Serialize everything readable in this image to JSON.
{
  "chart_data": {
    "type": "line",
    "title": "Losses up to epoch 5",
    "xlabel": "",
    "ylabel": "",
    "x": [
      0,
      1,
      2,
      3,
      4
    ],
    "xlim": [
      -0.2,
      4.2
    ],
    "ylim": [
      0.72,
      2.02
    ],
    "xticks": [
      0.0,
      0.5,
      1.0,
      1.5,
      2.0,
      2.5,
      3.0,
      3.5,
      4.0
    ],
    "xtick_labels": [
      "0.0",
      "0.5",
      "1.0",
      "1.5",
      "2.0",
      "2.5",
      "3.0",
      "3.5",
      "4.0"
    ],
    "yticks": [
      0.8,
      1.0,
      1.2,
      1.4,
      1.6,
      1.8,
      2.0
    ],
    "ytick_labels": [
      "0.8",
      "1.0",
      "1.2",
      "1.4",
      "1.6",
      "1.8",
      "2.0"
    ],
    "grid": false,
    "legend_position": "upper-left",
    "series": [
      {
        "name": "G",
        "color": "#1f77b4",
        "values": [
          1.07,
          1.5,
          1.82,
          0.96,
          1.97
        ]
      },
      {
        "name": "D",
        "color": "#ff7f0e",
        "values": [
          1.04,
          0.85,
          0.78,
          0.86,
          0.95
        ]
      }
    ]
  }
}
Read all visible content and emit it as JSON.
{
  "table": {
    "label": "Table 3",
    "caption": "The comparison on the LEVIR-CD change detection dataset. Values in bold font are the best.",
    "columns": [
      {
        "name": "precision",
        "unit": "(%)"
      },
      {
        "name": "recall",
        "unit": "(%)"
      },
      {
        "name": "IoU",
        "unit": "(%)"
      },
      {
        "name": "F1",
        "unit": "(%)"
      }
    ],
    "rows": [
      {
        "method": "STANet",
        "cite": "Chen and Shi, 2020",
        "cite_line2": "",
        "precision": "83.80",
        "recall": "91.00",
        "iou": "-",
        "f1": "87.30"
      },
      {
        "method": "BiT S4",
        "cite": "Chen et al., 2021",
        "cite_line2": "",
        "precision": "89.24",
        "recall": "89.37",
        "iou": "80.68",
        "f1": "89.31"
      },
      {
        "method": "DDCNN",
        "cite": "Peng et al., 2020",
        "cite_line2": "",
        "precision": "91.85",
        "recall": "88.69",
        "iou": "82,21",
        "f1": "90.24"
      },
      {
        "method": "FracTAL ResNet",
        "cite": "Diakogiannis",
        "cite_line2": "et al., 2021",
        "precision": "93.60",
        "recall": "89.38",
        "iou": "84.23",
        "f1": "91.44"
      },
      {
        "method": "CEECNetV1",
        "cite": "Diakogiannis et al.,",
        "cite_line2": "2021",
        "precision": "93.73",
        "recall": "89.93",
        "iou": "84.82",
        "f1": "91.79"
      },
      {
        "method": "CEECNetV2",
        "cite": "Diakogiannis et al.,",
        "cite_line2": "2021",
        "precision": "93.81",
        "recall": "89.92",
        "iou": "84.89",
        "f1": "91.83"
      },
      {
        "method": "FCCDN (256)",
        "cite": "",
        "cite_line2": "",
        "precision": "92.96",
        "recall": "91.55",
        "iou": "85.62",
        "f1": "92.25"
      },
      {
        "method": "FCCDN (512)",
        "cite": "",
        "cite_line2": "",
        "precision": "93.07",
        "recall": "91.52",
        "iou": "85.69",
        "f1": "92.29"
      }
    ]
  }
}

※

To be done
Set down all of the records shown above once more, exactly.

Output for this task
Serialize everything readable in this image to JSON.
{
  "chart_data": {
    "type": "line",
    "title": "Losses up to epoch 5",
    "xlabel": "",
    "ylabel": "",
    "x": [
      0,
      1,
      2,
      3,
      4
    ],
    "xlim": [
      -0.2,
      4.2
    ],
    "ylim": [
      0.72,
      2.02
    ],
    "xticks": [
      0.0,
      0.5,
      1.0,
      1.5,
      2.0,
      2.5,
      3.0,
      3.5,
      4.0
    ],
    "xtick_labels": [
      "0.0",
      "0.5",
      "1.0",
      "1.5",
      "2.0",
      "2.5",
      "3.0",
      "3.5",
      "4.0"
    ],
    "yticks": [
      0.8,
      1.0,
      1.2,
      1.4,
      1.6,
      1.8,
      2.0
    ],
    "ytick_labels": [
      "0.8",
      "1.0",
      "1.2",
      "1.4",
      "1.6",
      "1.8",
      "2.0"
    ],
    "grid": false,
    "legend_position": "upper-left",
    "series": [
      {
        "name": "G",
        "color": "#1f77b4",
        "values": [
          1.07,
          1.5,
          1.82,
          0.96,
          1.97
        ]
      },
      {
        "name": "D",
        "color": "#ff7f0e",
        "values": [
          1.04,
          0.85,
          0.78,
          0.86,
          0.95
        ]
      }
    ]
  }
}
Read all visible content and emit it as JSON.
{
  "table": {
    "label": "Table 3",
    "caption": "The comparison on the LEVIR-CD change detection dataset. Values in bold font are the best.",
    "columns": [
      {
        "name": "precision",
        "unit": "(%)"
      },
      {
        "name": "recall",
        "unit": "(%)"
      },
      {
        "name": "IoU",
        "unit": "(%)"
      },
      {
        "name": "F1",
        "unit": "(%)"
      }
    ],
    "rows": [
      {
        "method": "STANet",
        "cite": "Chen and Shi, 2020",
        "cite_line2": "",
        "precision": "83.80",
        "recall": "91.00",
        "iou": "-",
        "f1": "87.30"
      },
      {
        "method": "BiT S4",
        "cite": "Chen et al., 2021",
        "cite_line2": "",
        "precision": "89.24",
        "recall": "89.37",
        "iou": "80.68",
        "f1": "89.31"
      },
      {
        "method": "DDCNN",
        "cite": "Peng et al., 2020",
        "cite_line2": "",
        "precision": "91.85",
        "recall": "88.69",
        "iou": "82,21",
        "f1": "90.24"
      },
      {
        "method": "FracTAL ResNet",
        "cite": "Diakogiannis",
        "cite_line2": "et al., 2021",
        "precision": "93.60",
        "recall": "89.38",
        "iou": "84.23",
        "f1": "91.44"
      },
      {
        "method": "CEECNetV1",
        "cite": "Diakogiannis et al.,",
        "cite_line2": "2021",
        "precision": "93.73",
        "recall": "89.93",
        "iou": "84.82",
        "f1": "91.79"
      },
      {
        "method": "CEECNetV2",
        "cite": "Diakogiannis et al.,",
        "cite_line2": "2021",
        "precision": "93.81",
        "recall": "89.92",
        "iou": "84.89",
        "f1": "91.83"
      },
      {
        "method": "FCCDN (256)",
        "cite": "",
        "cite_line2": "",
        "precision": "92.96",
        "recall": "91.55",
        "iou": "85.62",
        "f1": "92.25"
      },
      {
        "method": "FCCDN (512)",
        "cite": "",
        "cite_line2": "",
        "precision": "93.07",
        "recall": "91.52",
        "iou": "85.69",
        "f1": "92.29"
      }
    ]
  }
}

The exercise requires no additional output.